■ **WHAT YOU SHOULD DO**: Recast every line of the records below as a Markdown table with two columns, Row and Line, numbering each row and leaving out any blank lines.

■ **RECORD EXTRACTS**:
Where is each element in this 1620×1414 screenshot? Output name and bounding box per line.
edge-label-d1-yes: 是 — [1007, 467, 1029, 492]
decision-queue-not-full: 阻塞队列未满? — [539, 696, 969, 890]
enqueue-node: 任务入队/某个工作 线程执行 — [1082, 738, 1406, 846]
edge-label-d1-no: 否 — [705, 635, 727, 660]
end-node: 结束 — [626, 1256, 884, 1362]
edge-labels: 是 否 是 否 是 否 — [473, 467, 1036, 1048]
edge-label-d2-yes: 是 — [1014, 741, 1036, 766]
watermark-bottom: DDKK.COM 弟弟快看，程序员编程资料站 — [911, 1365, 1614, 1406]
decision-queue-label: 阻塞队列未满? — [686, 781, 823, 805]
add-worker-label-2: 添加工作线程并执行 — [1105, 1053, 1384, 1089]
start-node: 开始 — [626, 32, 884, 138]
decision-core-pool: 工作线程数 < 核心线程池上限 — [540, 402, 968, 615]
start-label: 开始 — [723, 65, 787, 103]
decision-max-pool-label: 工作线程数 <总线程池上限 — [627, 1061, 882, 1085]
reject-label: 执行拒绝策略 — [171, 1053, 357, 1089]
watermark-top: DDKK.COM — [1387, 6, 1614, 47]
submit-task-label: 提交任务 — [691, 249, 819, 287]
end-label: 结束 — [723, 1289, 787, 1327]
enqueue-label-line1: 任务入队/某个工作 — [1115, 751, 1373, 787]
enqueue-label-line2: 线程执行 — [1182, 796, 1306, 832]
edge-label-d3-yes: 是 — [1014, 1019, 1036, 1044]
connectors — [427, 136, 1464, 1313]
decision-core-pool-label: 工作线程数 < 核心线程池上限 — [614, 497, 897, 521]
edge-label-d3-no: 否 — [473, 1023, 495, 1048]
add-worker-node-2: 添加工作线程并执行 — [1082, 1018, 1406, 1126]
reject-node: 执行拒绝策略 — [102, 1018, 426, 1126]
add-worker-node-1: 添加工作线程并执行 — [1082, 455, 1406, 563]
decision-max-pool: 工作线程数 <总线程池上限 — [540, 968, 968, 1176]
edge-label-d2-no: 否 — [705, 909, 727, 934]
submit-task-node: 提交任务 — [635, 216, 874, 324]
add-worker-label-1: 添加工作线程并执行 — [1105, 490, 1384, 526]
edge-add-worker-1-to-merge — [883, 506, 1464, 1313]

■ **FINAL ANSWER**:
| Row | Line |
|---|---|
| 1 | Where is each element in this 1620×1414 screenshot? Output name and bounding box per line. |
| 2 | edge-label-d1-yes: 是 — [1007, 467, 1029, 492] |
| 3 | decision-queue-not-full: 阻塞队列未满? — [539, 696, 969, 890] |
| 4 | enqueue-node: 任务入队/某个工作 线程执行 — [1082, 738, 1406, 846] |
| 5 | edge-label-d1-no: 否 — [705, 635, 727, 660] |
| 6 | end-node: 结束 — [626, 1256, 884, 1362] |
| 7 | edge-labels: 是 否 是 否 是 否 — [473, 467, 1036, 1048] |
| 8 | edge-label-d2-yes: 是 — [1014, 741, 1036, 766] |
| 9 | watermark-bottom: DDKK.COM 弟弟快看，程序员编程资料站 — [911, 1365, 1614, 1406] |
| 10 | decision-queue-label: 阻塞队列未满? — [686, 781, 823, 805] |
| 11 | add-worker-label-2: 添加工作线程并执行 — [1105, 1053, 1384, 1089] |
| 12 | start-node: 开始 — [626, 32, 884, 138] |
| 13 | decision-core-pool: 工作线程数 < 核心线程池上限 — [540, 402, 968, 615] |
| 14 | start-label: 开始 — [723, 65, 787, 103] |
| 15 | decision-max-pool-label: 工作线程数 <总线程池上限 — [627, 1061, 882, 1085] |
| 16 | reject-label: 执行拒绝策略 — [171, 1053, 357, 1089] |
| 17 | watermark-top: DDKK.COM — [1387, 6, 1614, 47] |
| 18 | submit-task-label: 提交任务 — [691, 249, 819, 287] |
| 19 | end-label: 结束 — [723, 1289, 787, 1327] |
| 20 | enqueue-label-line1: 任务入队/某个工作 — [1115, 751, 1373, 787] |
| 21 | enqueue-label-line2: 线程执行 — [1182, 796, 1306, 832] |
| 22 | edge-label-d3-yes: 是 — [1014, 1019, 1036, 1044] |
| 23 | connectors — [427, 136, 1464, 1313] |
| 24 | decision-core-pool-label: 工作线程数 < 核心线程池上限 — [614, 497, 897, 521] |
| 25 | edge-label-d3-no: 否 — [473, 1023, 495, 1048] |
| 26 | add-worker-node-2: 添加工作线程并执行 — [1082, 1018, 1406, 1126] |
| 27 | reject-node: 执行拒绝策略 — [102, 1018, 426, 1126] |
| 28 | add-worker-node-1: 添加工作线程并执行 — [1082, 455, 1406, 563] |
| 29 | decision-max-pool: 工作线程数 <总线程池上限 — [540, 968, 968, 1176] |
| 30 | edge-label-d2-no: 否 — [705, 909, 727, 934] |
| 31 | submit-task-node: 提交任务 — [635, 216, 874, 324] |
| 32 | add-worker-label-1: 添加工作线程并执行 — [1105, 490, 1384, 526] |
| 33 | edge-add-worker-1-to-merge — [883, 506, 1464, 1313] |